begin Data provided

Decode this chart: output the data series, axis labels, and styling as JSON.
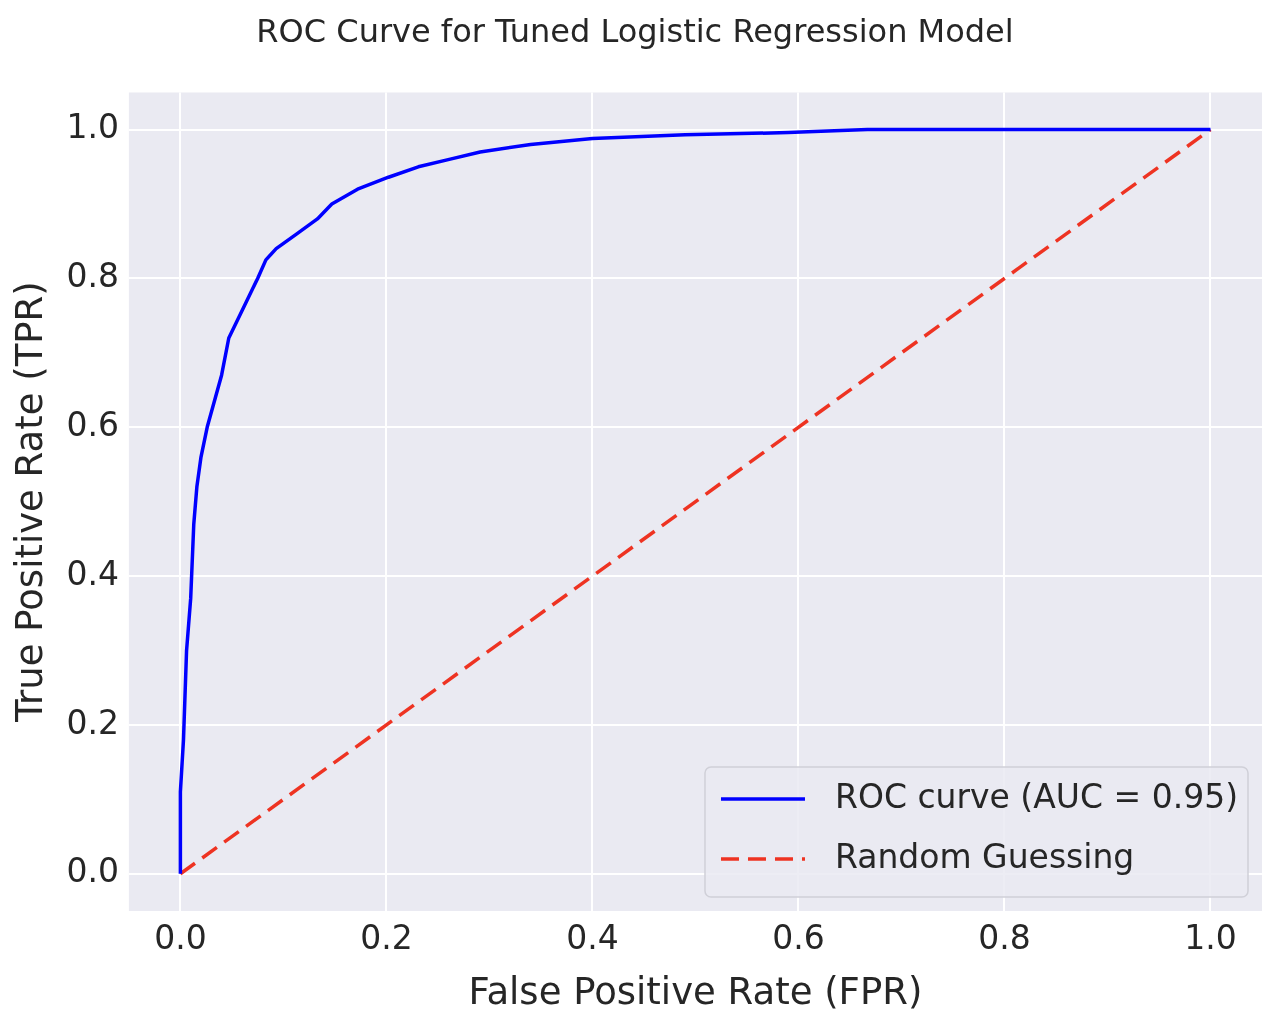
{
  "chart_data": {
    "type": "line",
    "title": "ROC Curve for Tuned Logistic Regression Model",
    "xlabel": "False Positive Rate (FPR)",
    "ylabel": "True Positive Rate (TPR)",
    "xlim": [
      -0.05,
      1.05
    ],
    "ylim": [
      -0.05,
      1.05
    ],
    "xticks": [
      {
        "value": 0,
        "label": "0.0"
      },
      0.2,
      0.4,
      0.6,
      0.8,
      {
        "value": 1,
        "label": "1.0"
      }
    ],
    "yticks": [
      {
        "value": 0,
        "label": "0.0"
      },
      0.2,
      0.4,
      0.6,
      0.8,
      {
        "value": 1,
        "label": "1.0"
      }
    ],
    "grid": true,
    "legend": "bottom right",
    "marker": "none",
    "series": [
      {
        "name": "ROC curve (AUC = 0.95)",
        "color": "#0000ff",
        "line_style": "solid",
        "x": [
          0,
          0,
          0.003,
          0.006,
          0.01,
          0.013,
          0.016,
          0.02,
          0.026,
          0.034,
          0.04,
          0.047,
          0.061,
          0.075,
          0.083,
          0.093,
          0.113,
          0.133,
          0.147,
          0.172,
          0.202,
          0.231,
          0.261,
          0.291,
          0.34,
          0.4,
          0.49,
          0.59,
          0.667,
          1
        ],
        "values": [
          0,
          0.11,
          0.18,
          0.3,
          0.37,
          0.47,
          0.52,
          0.56,
          0.6,
          0.64,
          0.67,
          0.72,
          0.76,
          0.8,
          0.825,
          0.84,
          0.86,
          0.88,
          0.9,
          0.92,
          0.936,
          0.95,
          0.96,
          0.97,
          0.98,
          0.988,
          0.993,
          0.996,
          1,
          1
        ]
      },
      {
        "name": "Random Guessing",
        "color": "#ee3322",
        "line_style": "dashed",
        "x": [
          0,
          1
        ],
        "values": [
          0,
          1
        ]
      }
    ]
  }
}
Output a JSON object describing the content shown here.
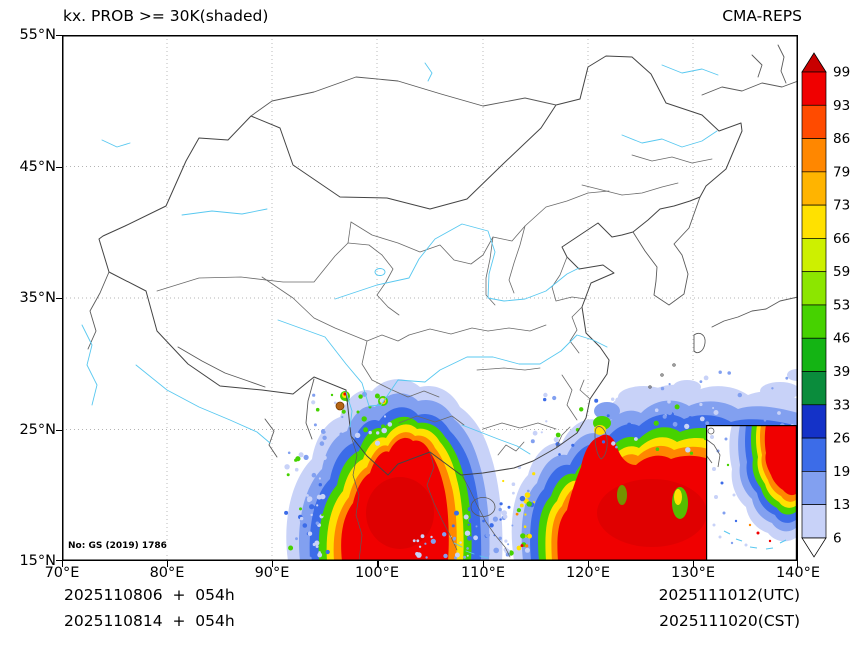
{
  "header": {
    "title": "kx. PROB >= 30K(shaded)",
    "model": "CMA-REPS"
  },
  "axes": {
    "x_ticks": [
      "70°E",
      "80°E",
      "90°E",
      "100°E",
      "110°E",
      "120°E",
      "130°E",
      "140°E"
    ],
    "y_ticks": [
      "55°N",
      "45°N",
      "35°N",
      "25°N",
      "15°N"
    ]
  },
  "colorbar": {
    "levels": [
      "99",
      "93",
      "86",
      "79",
      "73",
      "66",
      "59",
      "53",
      "46",
      "39",
      "33",
      "26",
      "19",
      "13",
      "6"
    ],
    "cell_colors": [
      "#f00000",
      "#ff4b00",
      "#ff8700",
      "#ffb400",
      "#ffe100",
      "#cdf000",
      "#8ce600",
      "#46d200",
      "#14b414",
      "#0a8c3c",
      "#1432c8",
      "#3c6ce8",
      "#82a0f0",
      "#c8d2f8"
    ],
    "triangle_top_color": "#c80000",
    "triangle_bottom_color": "#ffffff"
  },
  "map": {
    "watermark": "No: GS (2019) 1786",
    "border_color": "#5a5a5a",
    "river_color": "#58c8f0",
    "grid_color": "#b4b4b4"
  },
  "footer": {
    "line1_left": "2025110806  +  054h",
    "line2_left": "2025110814  +  054h",
    "line1_right": "2025111012(UTC)",
    "line2_right": "2025111020(CST)"
  }
}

end Data provided

:: Problem ::
Copy out each record shown above without alteration, skipping any picture.

:: Problem solution ::
Decode this chart: output the data series, axis labels, and styling as JSON.
{
  "chart_data": {
    "type": "line",
    "title": "ROC Curve for Tuned Logistic Regression Model",
    "xlabel": "False Positive Rate (FPR)",
    "ylabel": "True Positive Rate (TPR)",
    "xlim": [
      -0.05,
      1.05
    ],
    "ylim": [
      -0.05,
      1.05
    ],
    "xticks": [
      {
        "value": 0,
        "label": "0.0"
      },
      0.2,
      0.4,
      0.6,
      0.8,
      {
        "value": 1,
        "label": "1.0"
      }
    ],
    "yticks": [
      {
        "value": 0,
        "label": "0.0"
      },
      0.2,
      0.4,
      0.6,
      0.8,
      {
        "value": 1,
        "label": "1.0"
      }
    ],
    "grid": true,
    "legend": "bottom right",
    "marker": "none",
    "series": [
      {
        "name": "ROC curve (AUC = 0.95)",
        "color": "#0000ff",
        "line_style": "solid",
        "x": [
          0,
          0,
          0.003,
          0.006,
          0.01,
          0.013,
          0.016,
          0.02,
          0.026,
          0.034,
          0.04,
          0.047,
          0.061,
          0.075,
          0.083,
          0.093,
          0.113,
          0.133,
          0.147,
          0.172,
          0.202,
          0.231,
          0.261,
          0.291,
          0.34,
          0.4,
          0.49,
          0.59,
          0.667,
          1
        ],
        "values": [
          0,
          0.11,
          0.18,
          0.3,
          0.37,
          0.47,
          0.52,
          0.56,
          0.6,
          0.64,
          0.67,
          0.72,
          0.76,
          0.8,
          0.825,
          0.84,
          0.86,
          0.88,
          0.9,
          0.92,
          0.936,
          0.95,
          0.96,
          0.97,
          0.98,
          0.988,
          0.993,
          0.996,
          1,
          1
        ]
      },
      {
        "name": "Random Guessing",
        "color": "#ee3322",
        "line_style": "dashed",
        "x": [
          0,
          1
        ],
        "values": [
          0,
          1
        ]
      }
    ]
  }
}
Output a JSON object describing the content shown here.
{
  "header": {
    "title": "kx. PROB >= 30K(shaded)",
    "model": "CMA-REPS"
  },
  "axes": {
    "x_ticks": [
      "70°E",
      "80°E",
      "90°E",
      "100°E",
      "110°E",
      "120°E",
      "130°E",
      "140°E"
    ],
    "y_ticks": [
      "55°N",
      "45°N",
      "35°N",
      "25°N",
      "15°N"
    ]
  },
  "colorbar": {
    "levels": [
      "99",
      "93",
      "86",
      "79",
      "73",
      "66",
      "59",
      "53",
      "46",
      "39",
      "33",
      "26",
      "19",
      "13",
      "6"
    ],
    "cell_colors": [
      "#f00000",
      "#ff4b00",
      "#ff8700",
      "#ffb400",
      "#ffe100",
      "#cdf000",
      "#8ce600",
      "#46d200",
      "#14b414",
      "#0a8c3c",
      "#1432c8",
      "#3c6ce8",
      "#82a0f0",
      "#c8d2f8"
    ],
    "triangle_top_color": "#c80000",
    "triangle_bottom_color": "#ffffff"
  },
  "map": {
    "watermark": "No: GS (2019) 1786",
    "border_color": "#5a5a5a",
    "river_color": "#58c8f0",
    "grid_color": "#b4b4b4"
  },
  "footer": {
    "line1_left": "2025110806  +  054h",
    "line2_left": "2025110814  +  054h",
    "line1_right": "2025111012(UTC)",
    "line2_right": "2025111020(CST)"
  }
}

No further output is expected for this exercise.